# What you are asked to do
Repeat the data below exactly, dropping any pictures it holds.

* * * * * * * * *

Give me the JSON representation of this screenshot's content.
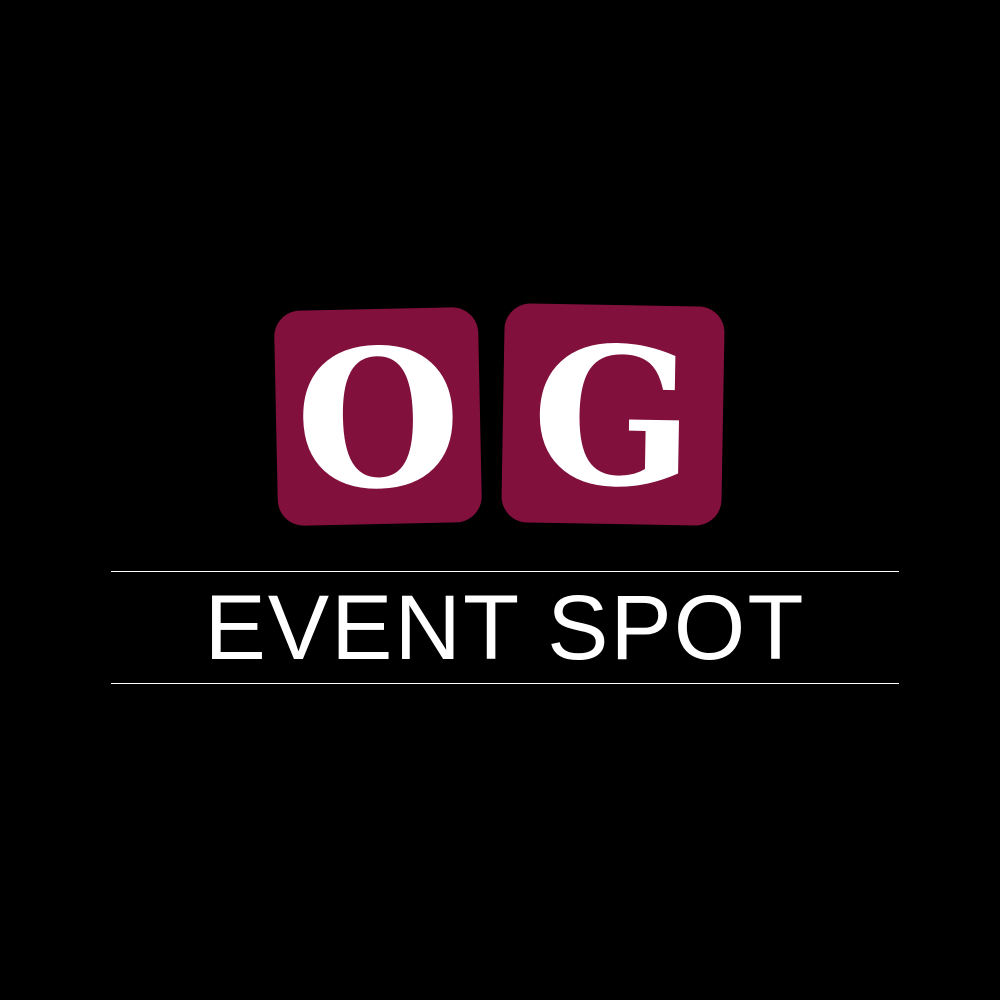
{
  "colors": {
    "background": "#000000",
    "tile": "#82103c",
    "text": "#ffffff",
    "rule": "#ffffff"
  },
  "logo": {
    "letters": [
      "O",
      "G"
    ],
    "tagline": "EVENT SPOT"
  }
}
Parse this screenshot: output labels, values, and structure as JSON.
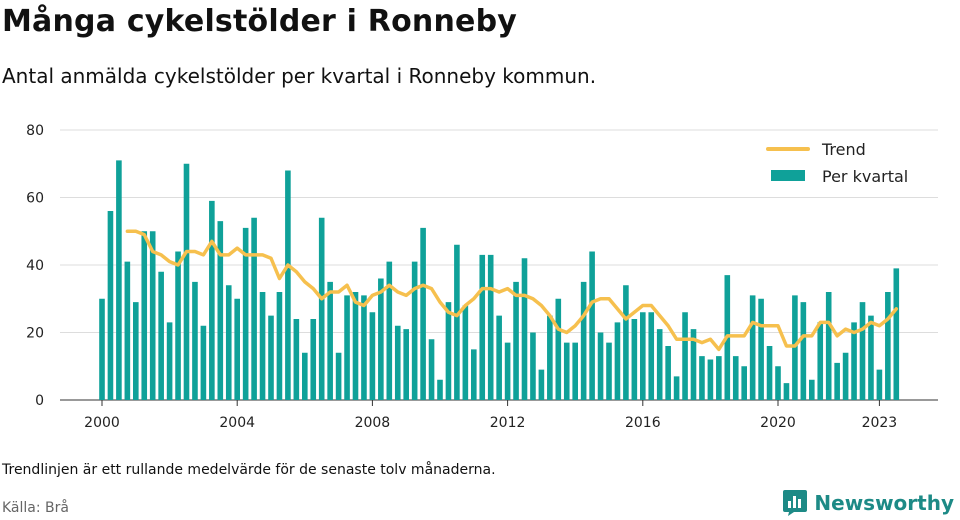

* * * * * * * * *

# Task result
Give me the JSON representation of this screenshot's content.
{
  "colors": {
    "background": "#000000",
    "tile": "#82103c",
    "text": "#ffffff",
    "rule": "#ffffff"
  },
  "logo": {
    "letters": [
      "O",
      "G"
    ],
    "tagline": "EVENT SPOT"
  }
}
Parse this screenshot: output labels, values, and structure as JSON.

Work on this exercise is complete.